■ DO THIS ■
Write out the listing beneath this instruction in its entirety, exactly as it reads.

--- Begin ---

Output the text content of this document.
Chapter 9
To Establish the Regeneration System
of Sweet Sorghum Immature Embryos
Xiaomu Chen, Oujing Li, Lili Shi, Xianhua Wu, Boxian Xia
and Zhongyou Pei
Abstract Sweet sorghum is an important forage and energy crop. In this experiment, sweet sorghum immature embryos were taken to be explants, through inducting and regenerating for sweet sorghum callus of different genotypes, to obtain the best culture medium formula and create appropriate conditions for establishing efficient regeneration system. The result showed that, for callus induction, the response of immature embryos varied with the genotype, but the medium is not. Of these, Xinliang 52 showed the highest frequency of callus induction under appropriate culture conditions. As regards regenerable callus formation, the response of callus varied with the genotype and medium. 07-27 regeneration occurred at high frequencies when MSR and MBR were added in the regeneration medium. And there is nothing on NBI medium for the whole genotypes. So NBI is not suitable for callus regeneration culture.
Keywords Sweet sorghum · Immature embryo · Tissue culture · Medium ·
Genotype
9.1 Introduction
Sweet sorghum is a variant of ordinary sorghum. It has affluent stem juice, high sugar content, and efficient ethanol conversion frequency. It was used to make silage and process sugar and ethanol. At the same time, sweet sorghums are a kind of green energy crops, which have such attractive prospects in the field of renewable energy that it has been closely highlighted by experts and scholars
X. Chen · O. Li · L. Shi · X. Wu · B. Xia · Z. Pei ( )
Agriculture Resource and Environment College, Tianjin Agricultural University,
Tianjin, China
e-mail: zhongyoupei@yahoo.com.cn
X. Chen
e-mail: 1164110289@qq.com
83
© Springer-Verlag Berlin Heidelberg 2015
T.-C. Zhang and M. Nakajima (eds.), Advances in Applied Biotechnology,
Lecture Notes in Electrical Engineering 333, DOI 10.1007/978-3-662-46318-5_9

--- End ---

■ FINISHED EXERCISE ■
Output the text content of this document.
Chapter 9
To Establish the Regeneration System
of Sweet Sorghum Immature Embryos
Xiaomu Chen, Oujing Li, Lili Shi, Xianhua Wu, Boxian Xia
and Zhongyou Pei
Abstract Sweet sorghum is an important forage and energy crop. In this experiment, sweet sorghum immature embryos were taken to be explants, through inducting and regenerating for sweet sorghum callus of different genotypes, to obtain the best culture medium formula and create appropriate conditions for establishing efficient regeneration system. The result showed that, for callus induction, the response of immature embryos varied with the genotype, but the medium is not. Of these, Xinliang 52 showed the highest frequency of callus induction under appropriate culture conditions. As regards regenerable callus formation, the response of callus varied with the genotype and medium. 07-27 regeneration occurred at high frequencies when MSR and MBR were added in the regeneration medium. And there is nothing on NBI medium for the whole genotypes. So NBI is not suitable for callus regeneration culture.
Keywords Sweet sorghum · Immature embryo · Tissue culture · Medium ·
Genotype
9.1 Introduction
Sweet sorghum is a variant of ordinary sorghum. It has affluent stem juice, high sugar content, and efficient ethanol conversion frequency. It was used to make silage and process sugar and ethanol. At the same time, sweet sorghums are a kind of green energy crops, which have such attractive prospects in the field of renewable energy that it has been closely highlighted by experts and scholars
X. Chen · O. Li · L. Shi · X. Wu · B. Xia · Z. Pei ( )
Agriculture Resource and Environment College, Tianjin Agricultural University,
Tianjin, China
e-mail: zhongyoupei@yahoo.com.cn
X. Chen
e-mail: 1164110289@qq.com
83
© Springer-Verlag Berlin Heidelberg 2015
T.-C. Zhang and M. Nakajima (eds.), Advances in Applied Biotechnology,
Lecture Notes in Electrical Engineering 333, DOI 10.1007/978-3-662-46318-5_9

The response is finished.